[TASK PROMPT] Which lines contain the word "თანხა"? Return each of them as written.

[GIVEN RECORDS]
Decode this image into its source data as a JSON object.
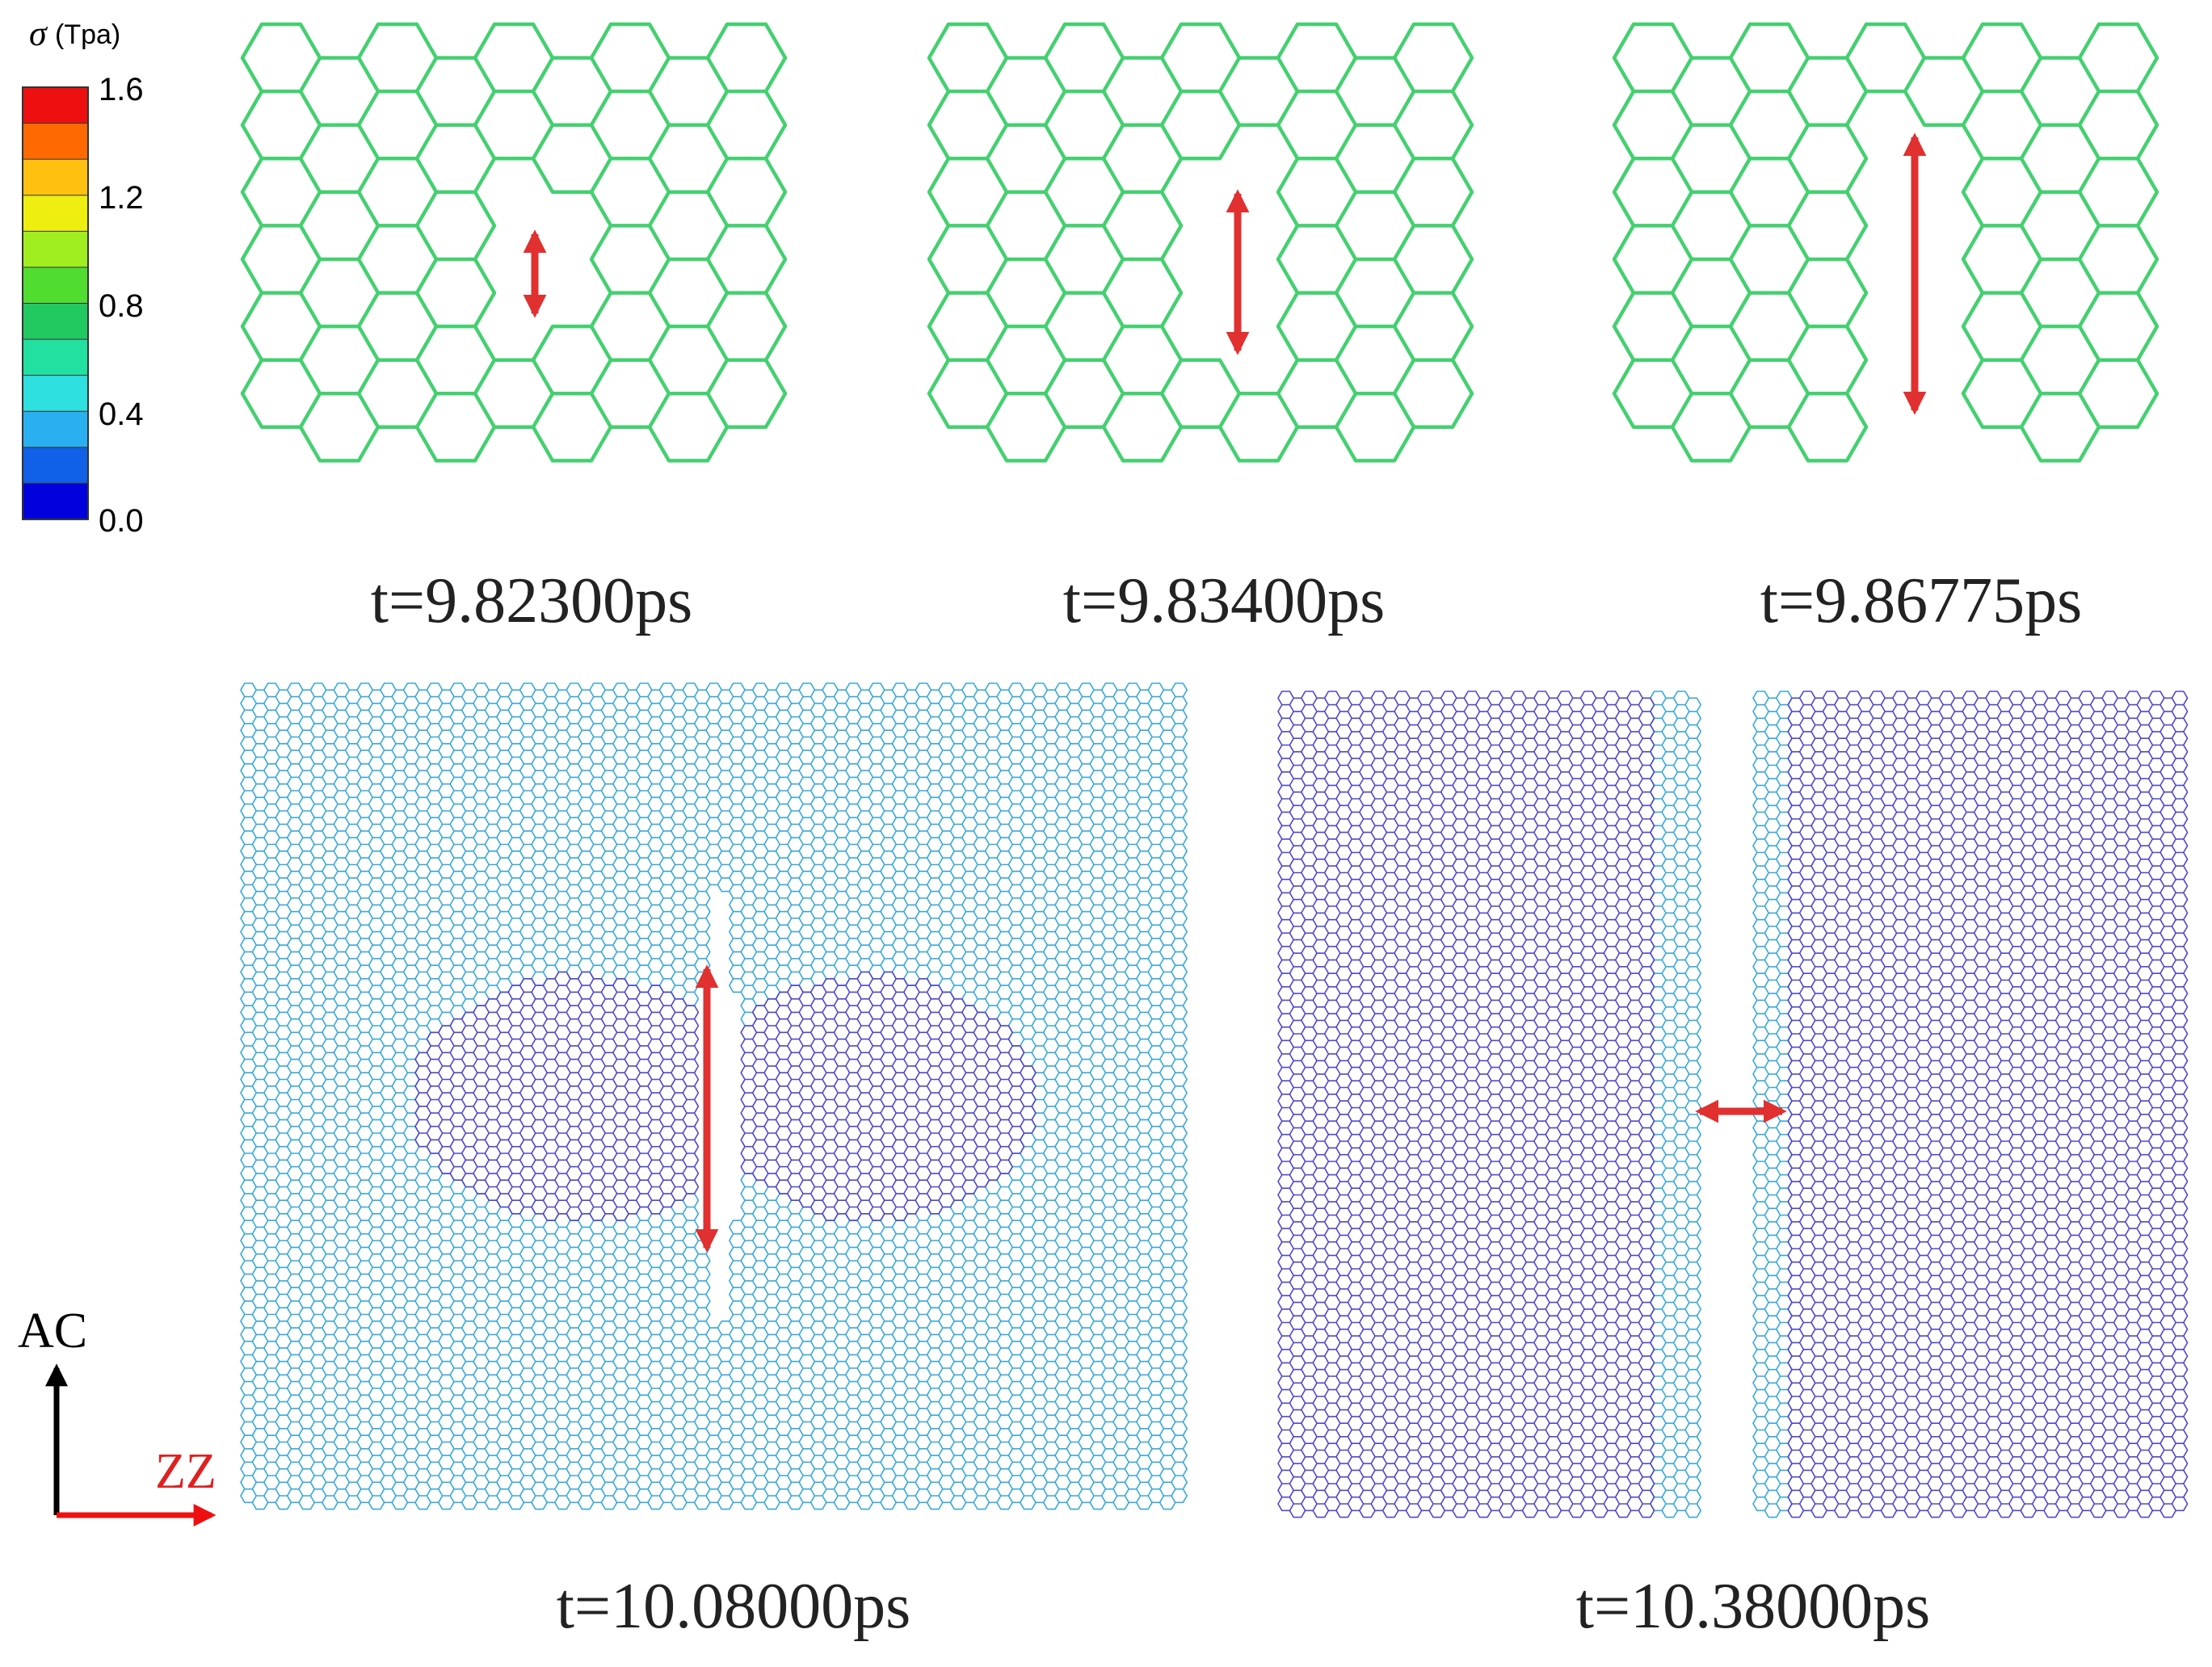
{
  "colorbar": {
    "symbol": "σ",
    "unit": "(Tpa)",
    "ticks": [
      "1.6",
      "1.2",
      "0.8",
      "0.4",
      "0.0"
    ],
    "colors": [
      "#0000dd",
      "#1060e8",
      "#2ab0f0",
      "#2ee0e0",
      "#22e0a0",
      "#22c860",
      "#50dd30",
      "#a0ee20",
      "#eeee10",
      "#ffc010",
      "#ff6a00",
      "#ee1010"
    ]
  },
  "panels": [
    {
      "time_label": "t=9.82300ps"
    },
    {
      "time_label": "t=9.83400ps"
    },
    {
      "time_label": "t=9.86775ps"
    },
    {
      "time_label": "t=10.08000ps"
    },
    {
      "time_label": "t=10.38000ps"
    }
  ],
  "axes": {
    "vertical_label": "AC",
    "horizontal_label": "ZZ"
  },
  "colors": {
    "arrow": "#e03030",
    "zz_label": "#e02020",
    "lattice_default": "#44d070",
    "lattice_fine": "#3aa8d8",
    "lattice_fine_core": "#5048c8"
  }
}
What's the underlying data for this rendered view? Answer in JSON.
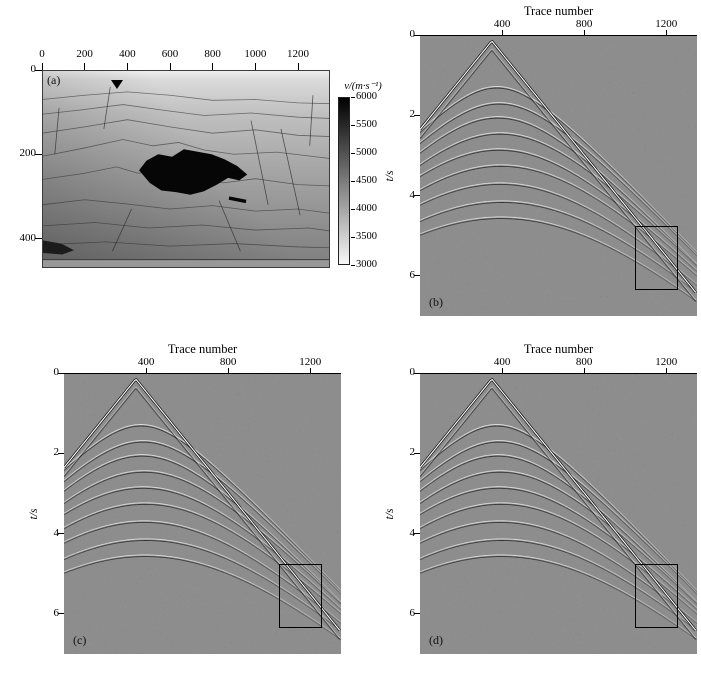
{
  "figure": {
    "colors": {
      "background": "#ffffff",
      "seismic_bg": "#8d8d8d",
      "highlight_box": "#000000"
    }
  },
  "panels": {
    "a": {
      "label": "(a)",
      "xtick_values": [
        0,
        200,
        400,
        600,
        800,
        1000,
        1200
      ],
      "ytick_values": [
        0,
        200,
        400
      ],
      "colorbar_title": "v/(m·s⁻¹)",
      "colorbar_ticks": [
        6000,
        5500,
        5000,
        4500,
        4000,
        3500,
        3000
      ],
      "colorbar_top_color": "#000000",
      "colorbar_bottom_color": "#f7f7f7"
    },
    "b": {
      "label": "(b)",
      "title": "Trace number",
      "ylabel": "t/s",
      "xtick_values": [
        400,
        800,
        1200
      ],
      "ytick_values": [
        0,
        2,
        4,
        6
      ]
    },
    "c": {
      "label": "(c)",
      "title": "Trace number",
      "ylabel": "t/s",
      "xtick_values": [
        400,
        800,
        1200
      ],
      "ytick_values": [
        0,
        2,
        4,
        6
      ]
    },
    "d": {
      "label": "(d)",
      "title": "Trace number",
      "ylabel": "t/s",
      "xtick_values": [
        400,
        800,
        1200
      ],
      "ytick_values": [
        0,
        2,
        4,
        6
      ]
    }
  },
  "chart_data": [
    {
      "type": "heatmap",
      "panel": "a",
      "title": "",
      "xlabel": "",
      "ylabel": "",
      "xlim": [
        0,
        1350
      ],
      "ylim": [
        0,
        470
      ],
      "xticks": [
        0,
        200,
        400,
        600,
        800,
        1000,
        1200
      ],
      "yticks": [
        0,
        200,
        400
      ],
      "colorbar": {
        "label": "v/(m·s⁻¹)",
        "min": 3000,
        "max": 6000,
        "ticks": [
          6000,
          5500,
          5000,
          4500,
          4000,
          3500,
          3000
        ]
      },
      "source_marker_trace": 350,
      "notes": "2-D velocity model: folded layered strata with faults, high-velocity (~6000 m/s, black) salt body in center, velocities ranging 3000-6000 m/s, source marker triangle at trace ~350"
    },
    {
      "type": "line",
      "panel": "b",
      "title": "Trace number",
      "xlabel": "Trace number",
      "ylabel": "t/s",
      "xlim": [
        0,
        1350
      ],
      "ylim": [
        0,
        7
      ],
      "xticks": [
        400,
        800,
        1200
      ],
      "yticks": [
        0,
        2,
        4,
        6
      ],
      "direct_wave": {
        "apex_trace": 350,
        "apex_time_s": 0.15,
        "slope_s_per_trace": 0.0063
      },
      "reflections": [
        {
          "t0": 1.3,
          "x0": 375,
          "v": 185
        },
        {
          "t0": 1.7,
          "x0": 385,
          "v": 185
        },
        {
          "t0": 2.05,
          "x0": 380,
          "v": 182
        },
        {
          "t0": 2.45,
          "x0": 390,
          "v": 185
        },
        {
          "t0": 2.85,
          "x0": 385,
          "v": 188
        },
        {
          "t0": 3.25,
          "x0": 395,
          "v": 190
        },
        {
          "t0": 3.7,
          "x0": 390,
          "v": 192
        },
        {
          "t0": 4.15,
          "x0": 400,
          "v": 195
        },
        {
          "t0": 4.55,
          "x0": 395,
          "v": 198
        }
      ],
      "highlight_box": {
        "trace_min": 1050,
        "trace_max": 1250,
        "t_min_s": 4.75,
        "t_max_s": 6.3
      }
    },
    {
      "type": "line",
      "panel": "c",
      "title": "Trace number",
      "xlabel": "Trace number",
      "ylabel": "t/s",
      "xlim": [
        0,
        1350
      ],
      "ylim": [
        0,
        7
      ],
      "xticks": [
        400,
        800,
        1200
      ],
      "yticks": [
        0,
        2,
        4,
        6
      ],
      "direct_wave": {
        "apex_trace": 350,
        "apex_time_s": 0.15,
        "slope_s_per_trace": 0.0063
      },
      "reflections": [
        {
          "t0": 1.3,
          "x0": 375,
          "v": 185
        },
        {
          "t0": 1.7,
          "x0": 385,
          "v": 185
        },
        {
          "t0": 2.05,
          "x0": 380,
          "v": 182
        },
        {
          "t0": 2.45,
          "x0": 390,
          "v": 185
        },
        {
          "t0": 2.85,
          "x0": 385,
          "v": 188
        },
        {
          "t0": 3.25,
          "x0": 395,
          "v": 190
        },
        {
          "t0": 3.7,
          "x0": 390,
          "v": 192
        },
        {
          "t0": 4.15,
          "x0": 400,
          "v": 195
        },
        {
          "t0": 4.55,
          "x0": 395,
          "v": 198
        }
      ],
      "highlight_box": {
        "trace_min": 1050,
        "trace_max": 1250,
        "t_min_s": 4.75,
        "t_max_s": 6.3
      }
    },
    {
      "type": "line",
      "panel": "d",
      "title": "Trace number",
      "xlabel": "Trace number",
      "ylabel": "t/s",
      "xlim": [
        0,
        1350
      ],
      "ylim": [
        0,
        7
      ],
      "xticks": [
        400,
        800,
        1200
      ],
      "yticks": [
        0,
        2,
        4,
        6
      ],
      "direct_wave": {
        "apex_trace": 350,
        "apex_time_s": 0.15,
        "slope_s_per_trace": 0.0063
      },
      "reflections": [
        {
          "t0": 1.3,
          "x0": 375,
          "v": 185
        },
        {
          "t0": 1.7,
          "x0": 385,
          "v": 185
        },
        {
          "t0": 2.05,
          "x0": 380,
          "v": 182
        },
        {
          "t0": 2.45,
          "x0": 390,
          "v": 185
        },
        {
          "t0": 2.85,
          "x0": 385,
          "v": 188
        },
        {
          "t0": 3.25,
          "x0": 395,
          "v": 190
        },
        {
          "t0": 3.7,
          "x0": 390,
          "v": 192
        },
        {
          "t0": 4.15,
          "x0": 400,
          "v": 195
        },
        {
          "t0": 4.55,
          "x0": 395,
          "v": 198
        }
      ],
      "highlight_box": {
        "trace_min": 1050,
        "trace_max": 1250,
        "t_min_s": 4.75,
        "t_max_s": 6.3
      }
    }
  ]
}
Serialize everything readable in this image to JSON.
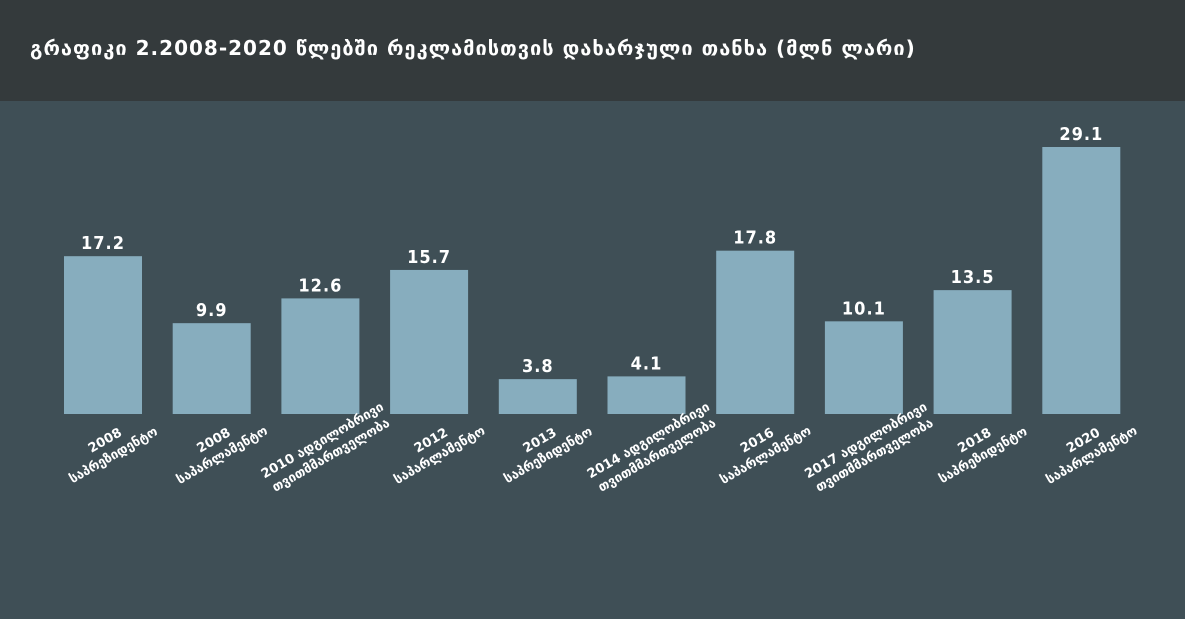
{
  "page": {
    "title": "გრაფიკი 2.2008-2020 წლებში  რეკლამისთვის დახარჯული თანხა (მლნ ლარი)"
  },
  "chart_data": {
    "type": "bar",
    "title": "გრაფიკი 2.2008-2020 წლებში  რეკლამისთვის დახარჯული თანხა (მლნ ლარი)",
    "categories": [
      [
        "2008",
        "საპრეზიდენტო"
      ],
      [
        "2008",
        "საპარლამენტო"
      ],
      [
        "2010 ადგილობრივი",
        "თვითმმართველობა"
      ],
      [
        "2012",
        "საპარლამენტო"
      ],
      [
        "2013",
        "საპრეზიდენტო"
      ],
      [
        "2014 ადგილობრივი",
        "თვითმმართველობა"
      ],
      [
        "2016",
        "საპარლამენტო"
      ],
      [
        "2017 ადგილობრივი",
        "თვითმმართველობა"
      ],
      [
        "2018",
        "საპრეზიდენტო"
      ],
      [
        "2020",
        "საპარლამენტო"
      ]
    ],
    "values": [
      17.2,
      9.9,
      12.6,
      15.7,
      3.8,
      4.1,
      17.8,
      10.1,
      13.5,
      29.1
    ],
    "value_labels": [
      "17.2",
      "9.9",
      "12.6",
      "15.7",
      "3.8",
      "4.1",
      "17.8",
      "10.1",
      "13.5",
      "29.1"
    ],
    "ylim": [
      0,
      29.1
    ],
    "grid": false,
    "bar_color": "#87adbe",
    "background": "#3f4f56",
    "header_color": "#343a3c"
  }
}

[IN RESPONSE]
    "title": "გრაფიკი 2.2008-2020 წლებში  რეკლამისთვის დახარჯული თანხა (მლნ ლარი)"
    "title": "გრაფიკი 2.2008-2020 წლებში  რეკლამისთვის დახარჯული თანხა (მლნ ლარი)",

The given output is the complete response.